Please transcribe the data below exactly. Leave the pictures out.

# Raw data:
+++++

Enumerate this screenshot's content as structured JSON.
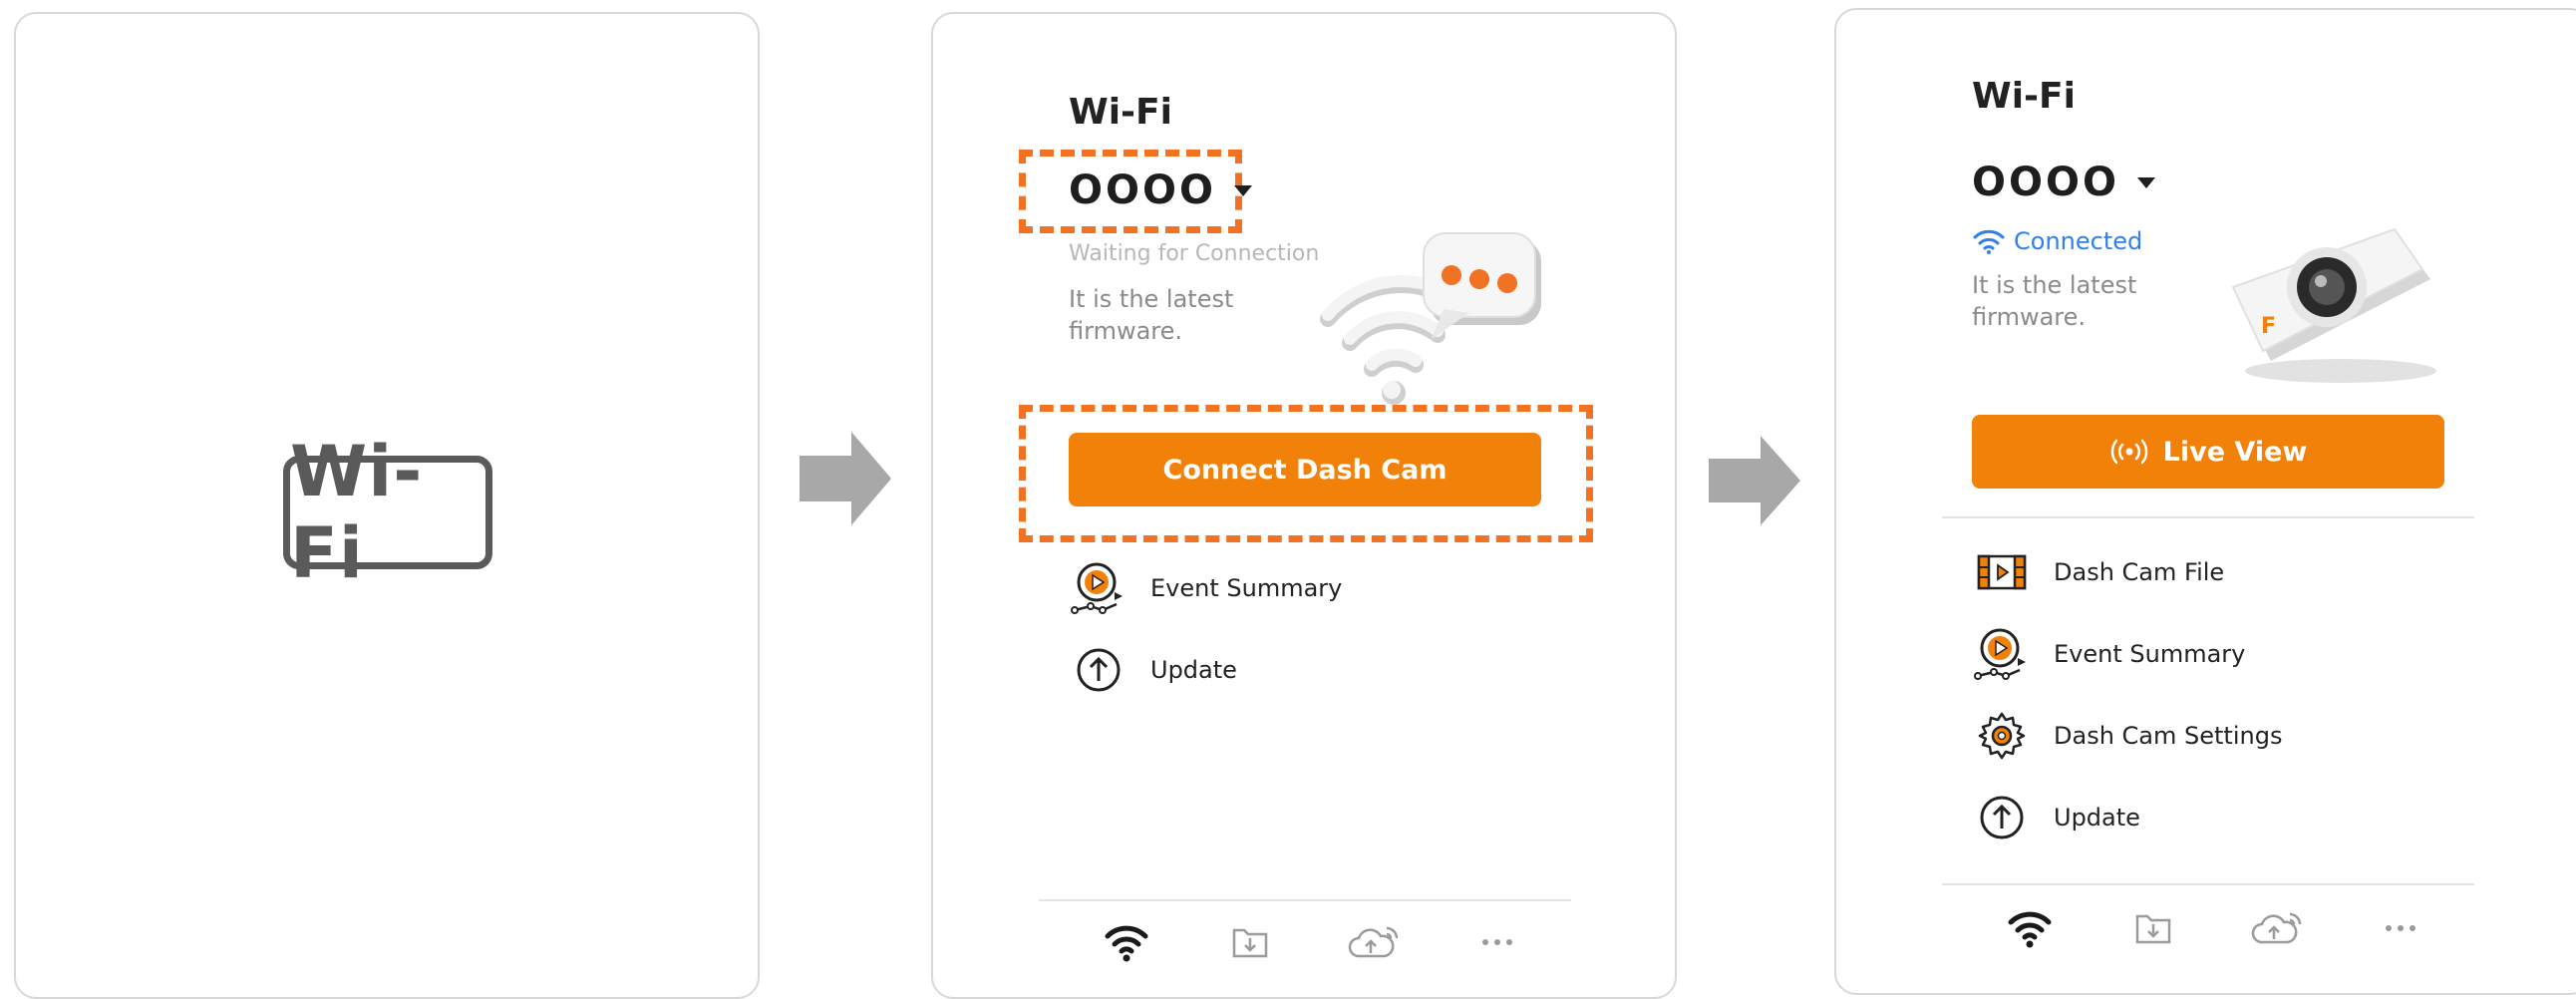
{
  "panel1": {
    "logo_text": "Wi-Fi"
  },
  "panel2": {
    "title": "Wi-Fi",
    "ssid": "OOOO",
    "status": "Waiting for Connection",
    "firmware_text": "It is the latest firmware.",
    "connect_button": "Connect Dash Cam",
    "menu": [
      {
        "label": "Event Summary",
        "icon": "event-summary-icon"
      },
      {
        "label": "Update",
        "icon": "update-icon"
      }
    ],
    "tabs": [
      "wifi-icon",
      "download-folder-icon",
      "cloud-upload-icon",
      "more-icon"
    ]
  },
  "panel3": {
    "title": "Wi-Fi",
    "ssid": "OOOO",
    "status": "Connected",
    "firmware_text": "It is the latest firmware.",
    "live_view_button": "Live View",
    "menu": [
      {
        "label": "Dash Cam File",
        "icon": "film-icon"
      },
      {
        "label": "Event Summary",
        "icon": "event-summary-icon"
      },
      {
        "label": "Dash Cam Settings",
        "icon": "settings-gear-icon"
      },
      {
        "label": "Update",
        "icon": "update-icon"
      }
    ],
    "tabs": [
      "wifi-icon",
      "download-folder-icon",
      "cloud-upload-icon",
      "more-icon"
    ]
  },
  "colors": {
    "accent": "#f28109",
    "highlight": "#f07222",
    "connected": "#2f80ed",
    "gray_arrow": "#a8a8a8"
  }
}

+++++

# Solved exercise:
Enumerate this screenshot's content as structured JSON.
{
  "panel1": {
    "logo_text": "Wi-Fi"
  },
  "panel2": {
    "title": "Wi-Fi",
    "ssid": "OOOO",
    "status": "Waiting for Connection",
    "firmware_text": "It is the latest firmware.",
    "connect_button": "Connect Dash Cam",
    "menu": [
      {
        "label": "Event Summary",
        "icon": "event-summary-icon"
      },
      {
        "label": "Update",
        "icon": "update-icon"
      }
    ],
    "tabs": [
      "wifi-icon",
      "download-folder-icon",
      "cloud-upload-icon",
      "more-icon"
    ]
  },
  "panel3": {
    "title": "Wi-Fi",
    "ssid": "OOOO",
    "status": "Connected",
    "firmware_text": "It is the latest firmware.",
    "live_view_button": "Live View",
    "menu": [
      {
        "label": "Dash Cam File",
        "icon": "film-icon"
      },
      {
        "label": "Event Summary",
        "icon": "event-summary-icon"
      },
      {
        "label": "Dash Cam Settings",
        "icon": "settings-gear-icon"
      },
      {
        "label": "Update",
        "icon": "update-icon"
      }
    ],
    "tabs": [
      "wifi-icon",
      "download-folder-icon",
      "cloud-upload-icon",
      "more-icon"
    ]
  },
  "colors": {
    "accent": "#f28109",
    "highlight": "#f07222",
    "connected": "#2f80ed",
    "gray_arrow": "#a8a8a8"
  }
}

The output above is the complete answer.